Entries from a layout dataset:
== == ==

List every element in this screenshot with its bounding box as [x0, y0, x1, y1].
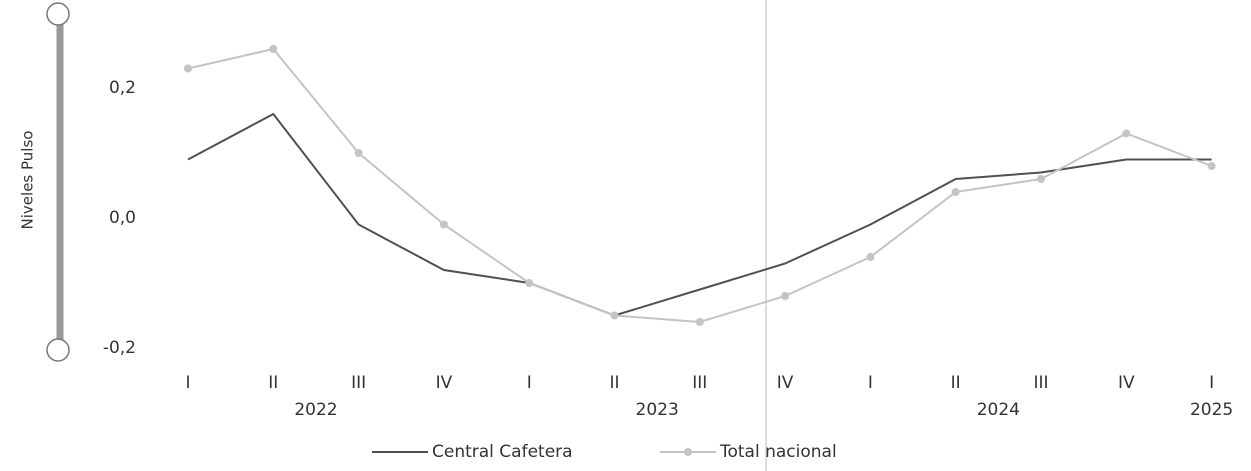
legend-label: Total nacional [719, 442, 837, 462]
year-label: 2025 [1190, 400, 1233, 420]
legend-marker [684, 448, 692, 456]
point [439, 220, 448, 229]
point [1122, 129, 1131, 138]
point [354, 149, 363, 157]
x-tick-label: III [692, 373, 707, 393]
point [610, 311, 619, 320]
point [866, 253, 875, 261]
x-tick-label: III [351, 373, 366, 393]
x-tick-label: II [609, 373, 619, 393]
point [269, 45, 278, 53]
x-tick-label: IV [1118, 373, 1135, 393]
legend-label: Central Cafetera [432, 442, 573, 462]
x-tick-label: IV [436, 373, 453, 393]
x-tick-label: II [951, 373, 961, 393]
x-tick-label: I [527, 373, 532, 393]
year-label: 2024 [977, 400, 1020, 420]
x-tick-label: III [1033, 373, 1048, 393]
x-tick-label: IV [777, 373, 794, 393]
x-tick-label: I [868, 373, 873, 393]
point [1037, 175, 1045, 183]
point [951, 188, 960, 196]
axis-knob [46, 2, 70, 26]
point [525, 279, 534, 287]
x-tick-label: I [185, 373, 190, 393]
y-tick-label: 0,2 [109, 78, 136, 98]
axis-knob [46, 338, 70, 362]
x-tick-label: I [1209, 373, 1214, 393]
point [695, 318, 704, 326]
year-label: 2022 [294, 400, 337, 420]
series-line [187, 112, 1212, 317]
series-line [187, 47, 1212, 324]
x-tick-label: II [268, 373, 278, 393]
year-label: 2023 [636, 400, 679, 420]
point [781, 292, 790, 300]
point [1207, 162, 1216, 170]
y-tick-label: -0,2 [103, 338, 136, 358]
point [184, 64, 192, 73]
y-tick-label: 0,0 [109, 208, 136, 228]
y-axis-label: Niveles Pulso [19, 131, 37, 230]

== == ==

Reproduce every line of the entries above verbatim, omitting the pictures.

FULL ANSWER
List every element in this screenshot with its bounding box as [x0, y0, x1, y1].
legend-label: Total nacional [719, 442, 837, 462]
year-label: 2025 [1190, 400, 1233, 420]
legend-marker [684, 448, 692, 456]
point [439, 220, 448, 229]
point [1122, 129, 1131, 138]
point [354, 149, 363, 157]
x-tick-label: III [692, 373, 707, 393]
point [610, 311, 619, 320]
point [866, 253, 875, 261]
x-tick-label: III [351, 373, 366, 393]
x-tick-label: II [609, 373, 619, 393]
point [269, 45, 278, 53]
x-tick-label: IV [1118, 373, 1135, 393]
legend-label: Central Cafetera [432, 442, 573, 462]
x-tick-label: IV [436, 373, 453, 393]
x-tick-label: II [951, 373, 961, 393]
x-tick-label: I [527, 373, 532, 393]
year-label: 2024 [977, 400, 1020, 420]
x-tick-label: III [1033, 373, 1048, 393]
x-tick-label: IV [777, 373, 794, 393]
x-tick-label: I [868, 373, 873, 393]
point [1037, 175, 1045, 183]
point [951, 188, 960, 196]
axis-knob [46, 2, 70, 26]
point [525, 279, 534, 287]
x-tick-label: I [185, 373, 190, 393]
y-tick-label: 0,2 [109, 78, 136, 98]
axis-knob [46, 338, 70, 362]
x-tick-label: I [1209, 373, 1214, 393]
point [695, 318, 704, 326]
year-label: 2022 [294, 400, 337, 420]
series-line [187, 112, 1212, 317]
series-line [187, 47, 1212, 324]
x-tick-label: II [268, 373, 278, 393]
year-label: 2023 [636, 400, 679, 420]
point [781, 292, 790, 300]
point [1207, 162, 1216, 170]
y-tick-label: -0,2 [103, 338, 136, 358]
point [184, 64, 192, 73]
y-tick-label: 0,0 [109, 208, 136, 228]
y-axis-label: Niveles Pulso [19, 131, 37, 230]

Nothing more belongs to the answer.